* _WORK TO COMPLETE_:
Transcribe the listing exactly, leaving out every picture.

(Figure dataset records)
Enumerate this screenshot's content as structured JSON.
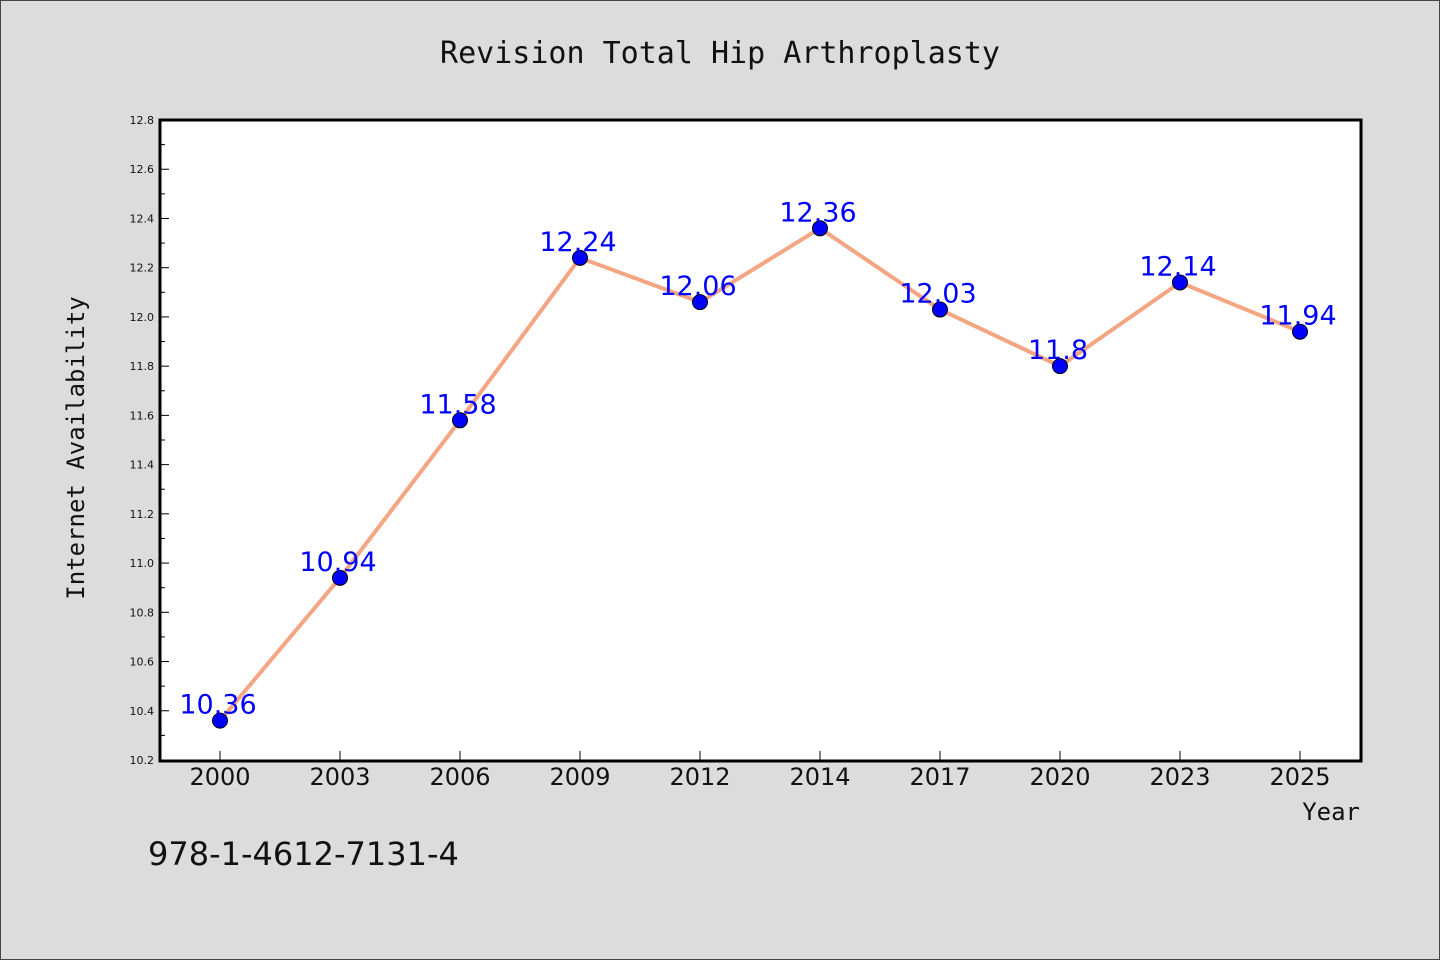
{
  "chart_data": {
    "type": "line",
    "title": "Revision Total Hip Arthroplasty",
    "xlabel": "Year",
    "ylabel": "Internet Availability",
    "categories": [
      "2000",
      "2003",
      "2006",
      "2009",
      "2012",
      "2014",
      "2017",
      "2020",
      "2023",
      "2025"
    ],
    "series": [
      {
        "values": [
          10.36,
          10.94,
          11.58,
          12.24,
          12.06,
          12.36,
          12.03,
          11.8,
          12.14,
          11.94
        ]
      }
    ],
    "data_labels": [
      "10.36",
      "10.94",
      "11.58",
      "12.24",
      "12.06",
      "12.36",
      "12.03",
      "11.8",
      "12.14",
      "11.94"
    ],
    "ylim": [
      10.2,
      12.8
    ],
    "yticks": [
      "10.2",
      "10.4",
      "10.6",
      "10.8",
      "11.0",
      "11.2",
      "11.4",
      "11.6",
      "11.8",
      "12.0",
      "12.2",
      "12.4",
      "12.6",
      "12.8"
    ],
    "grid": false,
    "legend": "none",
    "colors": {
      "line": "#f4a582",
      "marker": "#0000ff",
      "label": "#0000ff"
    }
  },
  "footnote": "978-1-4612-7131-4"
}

* _FINISHED ANSWER_:
Enumerate this screenshot's content as structured JSON.
{
  "chart_data": {
    "type": "line",
    "title": "Revision Total Hip Arthroplasty",
    "xlabel": "Year",
    "ylabel": "Internet Availability",
    "categories": [
      "2000",
      "2003",
      "2006",
      "2009",
      "2012",
      "2014",
      "2017",
      "2020",
      "2023",
      "2025"
    ],
    "series": [
      {
        "values": [
          10.36,
          10.94,
          11.58,
          12.24,
          12.06,
          12.36,
          12.03,
          11.8,
          12.14,
          11.94
        ]
      }
    ],
    "data_labels": [
      "10.36",
      "10.94",
      "11.58",
      "12.24",
      "12.06",
      "12.36",
      "12.03",
      "11.8",
      "12.14",
      "11.94"
    ],
    "ylim": [
      10.2,
      12.8
    ],
    "yticks": [
      "10.2",
      "10.4",
      "10.6",
      "10.8",
      "11.0",
      "11.2",
      "11.4",
      "11.6",
      "11.8",
      "12.0",
      "12.2",
      "12.4",
      "12.6",
      "12.8"
    ],
    "grid": false,
    "legend": "none",
    "colors": {
      "line": "#f4a582",
      "marker": "#0000ff",
      "label": "#0000ff"
    }
  },
  "footnote": "978-1-4612-7131-4"
}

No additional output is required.